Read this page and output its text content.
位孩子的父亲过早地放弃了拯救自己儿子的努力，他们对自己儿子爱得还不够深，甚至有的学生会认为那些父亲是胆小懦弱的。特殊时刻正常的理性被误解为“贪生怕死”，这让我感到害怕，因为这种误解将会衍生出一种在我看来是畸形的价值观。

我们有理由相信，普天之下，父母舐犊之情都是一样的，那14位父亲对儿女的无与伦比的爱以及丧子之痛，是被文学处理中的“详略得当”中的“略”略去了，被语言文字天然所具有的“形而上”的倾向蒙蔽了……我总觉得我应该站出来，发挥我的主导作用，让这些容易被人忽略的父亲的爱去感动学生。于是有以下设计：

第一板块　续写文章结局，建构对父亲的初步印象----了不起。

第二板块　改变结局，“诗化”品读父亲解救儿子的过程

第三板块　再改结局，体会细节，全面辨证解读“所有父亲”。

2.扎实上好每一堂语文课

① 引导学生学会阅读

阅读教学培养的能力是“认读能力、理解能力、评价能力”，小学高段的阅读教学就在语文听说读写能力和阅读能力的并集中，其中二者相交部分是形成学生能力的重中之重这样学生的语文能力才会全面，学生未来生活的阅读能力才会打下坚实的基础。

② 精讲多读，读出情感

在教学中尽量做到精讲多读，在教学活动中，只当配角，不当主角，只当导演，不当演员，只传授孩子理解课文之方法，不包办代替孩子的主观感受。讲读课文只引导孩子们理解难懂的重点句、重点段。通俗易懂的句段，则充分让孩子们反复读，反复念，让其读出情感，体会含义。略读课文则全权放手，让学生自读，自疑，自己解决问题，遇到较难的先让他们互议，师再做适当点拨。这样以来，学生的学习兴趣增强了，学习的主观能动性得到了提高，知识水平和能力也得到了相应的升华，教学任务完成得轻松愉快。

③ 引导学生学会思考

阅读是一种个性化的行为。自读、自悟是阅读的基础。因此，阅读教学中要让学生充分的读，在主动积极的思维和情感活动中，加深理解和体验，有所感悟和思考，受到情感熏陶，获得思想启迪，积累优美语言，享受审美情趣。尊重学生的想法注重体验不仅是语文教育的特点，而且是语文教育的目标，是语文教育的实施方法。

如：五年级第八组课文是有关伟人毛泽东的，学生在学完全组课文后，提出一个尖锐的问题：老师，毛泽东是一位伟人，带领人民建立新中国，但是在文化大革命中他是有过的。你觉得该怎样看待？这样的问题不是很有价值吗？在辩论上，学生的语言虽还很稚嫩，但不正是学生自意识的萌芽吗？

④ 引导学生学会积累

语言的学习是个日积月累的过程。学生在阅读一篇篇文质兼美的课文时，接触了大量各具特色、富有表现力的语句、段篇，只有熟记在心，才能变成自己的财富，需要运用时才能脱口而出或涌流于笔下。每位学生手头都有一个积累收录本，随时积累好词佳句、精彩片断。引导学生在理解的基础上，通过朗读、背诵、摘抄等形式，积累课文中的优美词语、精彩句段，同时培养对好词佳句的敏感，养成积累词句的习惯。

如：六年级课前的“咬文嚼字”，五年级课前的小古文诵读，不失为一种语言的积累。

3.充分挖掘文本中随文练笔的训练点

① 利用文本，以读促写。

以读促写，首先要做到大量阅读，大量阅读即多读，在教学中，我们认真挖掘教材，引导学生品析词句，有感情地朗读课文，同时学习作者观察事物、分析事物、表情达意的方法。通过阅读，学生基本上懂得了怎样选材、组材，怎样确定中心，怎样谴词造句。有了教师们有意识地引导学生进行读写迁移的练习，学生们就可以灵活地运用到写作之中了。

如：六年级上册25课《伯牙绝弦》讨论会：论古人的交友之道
######
> [GIVEN REQUEST]
Pick out all lines from the data above in which the word "以读促写" appears.

> [CORRECT RESULT]
① 利用文本，以读促写。
以读促写，首先要做到大量阅读，大量阅读即多读，在教学中，我们认真挖掘教材，引导学生品析词句，有感情地朗读课文，同时学习作者观察事物、分析事物、表情达意的方法。通过阅读，学生基本上懂得了怎样选材、组材，怎样确定中心，怎样谴词造句。有了教师们有意识地引导学生进行读写迁移的练习，学生们就可以灵活地运用到写作之中了。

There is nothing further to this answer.